------ Material provided ------

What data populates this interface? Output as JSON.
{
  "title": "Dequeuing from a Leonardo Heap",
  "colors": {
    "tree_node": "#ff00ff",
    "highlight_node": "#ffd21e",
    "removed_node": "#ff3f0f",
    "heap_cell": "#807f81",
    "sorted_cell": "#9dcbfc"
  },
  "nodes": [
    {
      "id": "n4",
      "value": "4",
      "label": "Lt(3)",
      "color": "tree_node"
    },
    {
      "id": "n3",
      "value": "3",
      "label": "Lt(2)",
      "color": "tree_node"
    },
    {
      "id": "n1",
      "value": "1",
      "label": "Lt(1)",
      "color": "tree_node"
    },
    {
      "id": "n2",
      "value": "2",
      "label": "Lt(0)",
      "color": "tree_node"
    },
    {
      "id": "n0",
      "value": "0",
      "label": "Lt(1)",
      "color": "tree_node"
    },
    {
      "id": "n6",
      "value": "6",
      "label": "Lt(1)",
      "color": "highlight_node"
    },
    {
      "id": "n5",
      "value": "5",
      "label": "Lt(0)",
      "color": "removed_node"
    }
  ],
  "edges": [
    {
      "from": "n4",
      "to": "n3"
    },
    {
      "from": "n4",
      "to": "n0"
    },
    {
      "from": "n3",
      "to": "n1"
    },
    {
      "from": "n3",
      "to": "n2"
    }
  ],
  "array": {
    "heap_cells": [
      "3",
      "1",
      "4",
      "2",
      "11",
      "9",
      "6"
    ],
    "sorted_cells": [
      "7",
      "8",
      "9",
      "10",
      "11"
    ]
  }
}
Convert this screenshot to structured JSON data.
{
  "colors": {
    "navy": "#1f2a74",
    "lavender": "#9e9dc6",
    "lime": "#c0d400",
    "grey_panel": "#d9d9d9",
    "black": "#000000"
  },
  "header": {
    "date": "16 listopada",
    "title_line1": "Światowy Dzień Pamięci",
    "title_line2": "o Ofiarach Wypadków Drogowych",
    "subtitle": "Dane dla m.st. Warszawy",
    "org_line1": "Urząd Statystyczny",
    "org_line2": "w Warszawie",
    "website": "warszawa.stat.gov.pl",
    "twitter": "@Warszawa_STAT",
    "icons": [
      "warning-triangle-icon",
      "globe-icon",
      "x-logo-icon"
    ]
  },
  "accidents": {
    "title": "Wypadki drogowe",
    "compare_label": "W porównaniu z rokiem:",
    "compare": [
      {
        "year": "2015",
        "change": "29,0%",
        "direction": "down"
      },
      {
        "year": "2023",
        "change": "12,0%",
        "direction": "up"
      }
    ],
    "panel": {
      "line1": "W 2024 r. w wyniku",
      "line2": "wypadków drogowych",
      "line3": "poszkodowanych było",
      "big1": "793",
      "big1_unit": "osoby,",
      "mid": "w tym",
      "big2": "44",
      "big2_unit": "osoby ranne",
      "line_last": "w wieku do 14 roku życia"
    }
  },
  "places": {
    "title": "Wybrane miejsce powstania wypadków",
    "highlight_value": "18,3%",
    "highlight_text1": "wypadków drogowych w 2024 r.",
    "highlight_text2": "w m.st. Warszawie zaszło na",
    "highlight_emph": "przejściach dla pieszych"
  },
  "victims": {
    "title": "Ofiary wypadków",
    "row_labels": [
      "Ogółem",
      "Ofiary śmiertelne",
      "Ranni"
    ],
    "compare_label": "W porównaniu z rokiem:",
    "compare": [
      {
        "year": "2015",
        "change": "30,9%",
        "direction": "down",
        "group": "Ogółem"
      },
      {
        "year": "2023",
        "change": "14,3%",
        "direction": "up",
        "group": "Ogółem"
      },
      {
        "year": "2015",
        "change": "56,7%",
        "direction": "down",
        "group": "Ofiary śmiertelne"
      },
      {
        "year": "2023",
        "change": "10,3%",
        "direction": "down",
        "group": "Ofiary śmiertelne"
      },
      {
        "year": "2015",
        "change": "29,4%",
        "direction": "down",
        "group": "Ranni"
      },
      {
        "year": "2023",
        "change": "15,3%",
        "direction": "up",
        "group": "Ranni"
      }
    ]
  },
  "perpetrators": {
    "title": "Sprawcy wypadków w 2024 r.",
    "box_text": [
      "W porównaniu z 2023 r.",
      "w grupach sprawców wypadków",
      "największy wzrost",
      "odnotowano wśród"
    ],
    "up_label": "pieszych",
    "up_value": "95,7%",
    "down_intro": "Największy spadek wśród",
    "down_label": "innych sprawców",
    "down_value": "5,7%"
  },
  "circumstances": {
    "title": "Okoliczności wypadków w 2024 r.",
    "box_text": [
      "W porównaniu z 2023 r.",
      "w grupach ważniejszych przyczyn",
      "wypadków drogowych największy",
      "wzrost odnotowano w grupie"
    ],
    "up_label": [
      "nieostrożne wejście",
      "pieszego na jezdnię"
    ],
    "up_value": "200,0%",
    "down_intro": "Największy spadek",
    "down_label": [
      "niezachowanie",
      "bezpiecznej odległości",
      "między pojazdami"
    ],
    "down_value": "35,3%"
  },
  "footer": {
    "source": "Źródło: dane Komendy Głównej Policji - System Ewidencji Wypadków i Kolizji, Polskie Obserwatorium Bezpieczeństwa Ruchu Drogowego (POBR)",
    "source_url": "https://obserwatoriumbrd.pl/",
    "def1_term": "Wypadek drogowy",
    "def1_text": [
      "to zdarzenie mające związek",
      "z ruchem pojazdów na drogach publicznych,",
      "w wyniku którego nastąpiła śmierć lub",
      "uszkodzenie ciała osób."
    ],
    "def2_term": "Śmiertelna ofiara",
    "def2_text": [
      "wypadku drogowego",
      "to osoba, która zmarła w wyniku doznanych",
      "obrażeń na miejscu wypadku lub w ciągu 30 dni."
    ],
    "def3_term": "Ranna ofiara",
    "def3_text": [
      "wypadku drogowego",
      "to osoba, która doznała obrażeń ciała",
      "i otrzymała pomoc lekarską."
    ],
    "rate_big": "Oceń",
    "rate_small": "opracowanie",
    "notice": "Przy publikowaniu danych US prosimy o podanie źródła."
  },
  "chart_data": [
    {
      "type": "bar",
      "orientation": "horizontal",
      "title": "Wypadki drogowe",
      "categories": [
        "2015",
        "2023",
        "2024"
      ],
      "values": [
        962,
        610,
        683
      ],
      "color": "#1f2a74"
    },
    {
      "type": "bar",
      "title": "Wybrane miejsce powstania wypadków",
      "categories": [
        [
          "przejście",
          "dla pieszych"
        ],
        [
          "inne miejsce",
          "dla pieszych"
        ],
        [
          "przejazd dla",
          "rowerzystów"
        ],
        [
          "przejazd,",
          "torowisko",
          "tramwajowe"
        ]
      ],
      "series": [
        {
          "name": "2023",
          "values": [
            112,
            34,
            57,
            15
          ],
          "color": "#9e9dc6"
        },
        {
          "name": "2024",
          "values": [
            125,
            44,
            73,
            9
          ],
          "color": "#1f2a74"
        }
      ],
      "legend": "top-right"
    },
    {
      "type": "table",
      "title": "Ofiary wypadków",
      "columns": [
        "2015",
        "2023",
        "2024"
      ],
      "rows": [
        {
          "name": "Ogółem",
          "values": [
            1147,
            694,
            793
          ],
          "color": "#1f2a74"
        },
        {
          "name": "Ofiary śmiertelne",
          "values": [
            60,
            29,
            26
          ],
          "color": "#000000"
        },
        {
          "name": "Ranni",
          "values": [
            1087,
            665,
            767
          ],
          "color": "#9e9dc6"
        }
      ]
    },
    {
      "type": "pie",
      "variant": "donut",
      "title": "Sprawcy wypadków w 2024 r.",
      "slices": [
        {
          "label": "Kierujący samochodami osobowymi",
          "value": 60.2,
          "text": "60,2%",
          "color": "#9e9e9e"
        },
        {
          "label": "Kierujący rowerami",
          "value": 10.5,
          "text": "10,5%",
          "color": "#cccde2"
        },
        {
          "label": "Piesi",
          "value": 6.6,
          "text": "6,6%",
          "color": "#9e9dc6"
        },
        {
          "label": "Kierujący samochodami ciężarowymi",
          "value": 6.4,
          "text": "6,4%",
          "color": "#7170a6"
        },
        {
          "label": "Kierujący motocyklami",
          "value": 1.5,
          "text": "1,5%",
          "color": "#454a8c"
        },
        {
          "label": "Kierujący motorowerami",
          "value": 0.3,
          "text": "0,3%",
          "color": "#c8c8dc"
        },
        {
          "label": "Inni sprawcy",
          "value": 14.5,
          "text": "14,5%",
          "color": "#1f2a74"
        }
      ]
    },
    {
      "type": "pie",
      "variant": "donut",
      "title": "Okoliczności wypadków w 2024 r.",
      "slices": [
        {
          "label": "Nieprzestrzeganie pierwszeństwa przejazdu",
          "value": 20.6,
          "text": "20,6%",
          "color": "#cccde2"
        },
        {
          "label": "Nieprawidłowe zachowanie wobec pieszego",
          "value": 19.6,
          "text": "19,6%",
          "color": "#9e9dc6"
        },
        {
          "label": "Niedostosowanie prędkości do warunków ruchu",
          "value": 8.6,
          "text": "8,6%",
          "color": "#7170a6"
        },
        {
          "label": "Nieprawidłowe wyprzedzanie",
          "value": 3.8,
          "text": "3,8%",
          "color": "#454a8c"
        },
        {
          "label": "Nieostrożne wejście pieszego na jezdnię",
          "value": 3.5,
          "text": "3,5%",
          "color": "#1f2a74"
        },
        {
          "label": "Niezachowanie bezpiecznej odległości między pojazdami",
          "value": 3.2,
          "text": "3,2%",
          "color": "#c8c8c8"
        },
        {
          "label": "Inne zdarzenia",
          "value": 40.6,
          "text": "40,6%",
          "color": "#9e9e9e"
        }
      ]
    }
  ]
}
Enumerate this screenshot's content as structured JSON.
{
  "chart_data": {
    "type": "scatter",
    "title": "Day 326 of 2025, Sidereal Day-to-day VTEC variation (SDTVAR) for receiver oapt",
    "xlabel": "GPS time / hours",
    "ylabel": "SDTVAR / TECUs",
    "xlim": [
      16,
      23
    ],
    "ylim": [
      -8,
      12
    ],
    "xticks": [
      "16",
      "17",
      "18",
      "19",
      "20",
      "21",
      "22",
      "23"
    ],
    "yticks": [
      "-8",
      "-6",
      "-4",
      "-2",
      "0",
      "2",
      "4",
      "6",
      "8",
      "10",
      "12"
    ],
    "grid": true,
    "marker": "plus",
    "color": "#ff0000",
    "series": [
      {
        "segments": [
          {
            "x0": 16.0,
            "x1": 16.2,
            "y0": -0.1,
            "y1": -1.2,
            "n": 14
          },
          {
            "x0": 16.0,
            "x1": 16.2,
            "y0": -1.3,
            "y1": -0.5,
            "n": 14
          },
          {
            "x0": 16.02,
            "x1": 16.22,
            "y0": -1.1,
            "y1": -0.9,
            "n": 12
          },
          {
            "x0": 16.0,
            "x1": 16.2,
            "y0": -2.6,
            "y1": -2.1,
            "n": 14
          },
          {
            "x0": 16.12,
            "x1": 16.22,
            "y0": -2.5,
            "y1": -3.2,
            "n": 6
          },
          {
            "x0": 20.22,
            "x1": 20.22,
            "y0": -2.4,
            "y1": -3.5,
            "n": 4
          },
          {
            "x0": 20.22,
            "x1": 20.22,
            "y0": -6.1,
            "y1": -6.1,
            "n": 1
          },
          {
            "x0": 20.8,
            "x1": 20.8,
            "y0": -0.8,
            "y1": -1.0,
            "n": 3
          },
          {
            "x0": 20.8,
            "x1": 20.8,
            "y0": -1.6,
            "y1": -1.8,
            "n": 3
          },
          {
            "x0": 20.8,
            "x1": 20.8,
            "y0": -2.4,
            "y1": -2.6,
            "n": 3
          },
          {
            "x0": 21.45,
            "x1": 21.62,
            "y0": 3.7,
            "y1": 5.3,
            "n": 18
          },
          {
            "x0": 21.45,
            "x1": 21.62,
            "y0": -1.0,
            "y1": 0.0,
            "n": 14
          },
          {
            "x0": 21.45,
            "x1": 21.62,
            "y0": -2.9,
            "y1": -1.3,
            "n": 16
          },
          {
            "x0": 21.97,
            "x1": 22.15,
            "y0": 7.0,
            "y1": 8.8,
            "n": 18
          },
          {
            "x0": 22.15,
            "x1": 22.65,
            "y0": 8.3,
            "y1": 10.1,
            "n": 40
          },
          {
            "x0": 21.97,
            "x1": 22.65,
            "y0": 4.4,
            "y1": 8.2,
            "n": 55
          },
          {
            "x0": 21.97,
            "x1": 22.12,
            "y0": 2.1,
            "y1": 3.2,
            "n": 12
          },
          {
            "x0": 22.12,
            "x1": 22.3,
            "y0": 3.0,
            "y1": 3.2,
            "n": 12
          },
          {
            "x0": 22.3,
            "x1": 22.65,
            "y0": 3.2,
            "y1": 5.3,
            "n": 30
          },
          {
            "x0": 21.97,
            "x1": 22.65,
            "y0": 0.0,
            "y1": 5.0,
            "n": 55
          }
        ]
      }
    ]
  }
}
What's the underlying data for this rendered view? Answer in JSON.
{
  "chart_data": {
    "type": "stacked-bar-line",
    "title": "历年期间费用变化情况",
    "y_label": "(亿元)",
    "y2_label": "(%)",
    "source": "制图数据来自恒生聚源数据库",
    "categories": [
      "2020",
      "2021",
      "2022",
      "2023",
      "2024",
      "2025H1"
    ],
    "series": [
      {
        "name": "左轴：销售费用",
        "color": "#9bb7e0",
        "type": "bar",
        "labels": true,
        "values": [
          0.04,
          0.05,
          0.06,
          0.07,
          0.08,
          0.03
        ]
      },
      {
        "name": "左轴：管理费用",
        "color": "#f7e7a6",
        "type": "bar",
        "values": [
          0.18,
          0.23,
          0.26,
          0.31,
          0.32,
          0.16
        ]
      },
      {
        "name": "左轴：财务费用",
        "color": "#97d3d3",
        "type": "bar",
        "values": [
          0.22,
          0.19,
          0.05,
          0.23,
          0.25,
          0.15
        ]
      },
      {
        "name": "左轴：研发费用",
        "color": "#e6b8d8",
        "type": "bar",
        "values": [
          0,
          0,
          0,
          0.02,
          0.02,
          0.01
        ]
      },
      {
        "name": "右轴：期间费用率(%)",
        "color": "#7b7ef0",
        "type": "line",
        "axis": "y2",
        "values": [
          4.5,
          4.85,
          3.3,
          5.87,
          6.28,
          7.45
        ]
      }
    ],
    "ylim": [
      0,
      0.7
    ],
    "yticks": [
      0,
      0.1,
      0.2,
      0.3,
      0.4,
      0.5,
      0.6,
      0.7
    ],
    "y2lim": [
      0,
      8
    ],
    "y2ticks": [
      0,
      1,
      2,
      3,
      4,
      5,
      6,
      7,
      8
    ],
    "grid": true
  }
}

------

**Work to complete:** Pull out every line containing "Nieprawidłowe".

**The completed task:**
          "label": "Nieprawidłowe zachowanie wobec pieszego",
          "label": "Nieprawidłowe wyprzedzanie",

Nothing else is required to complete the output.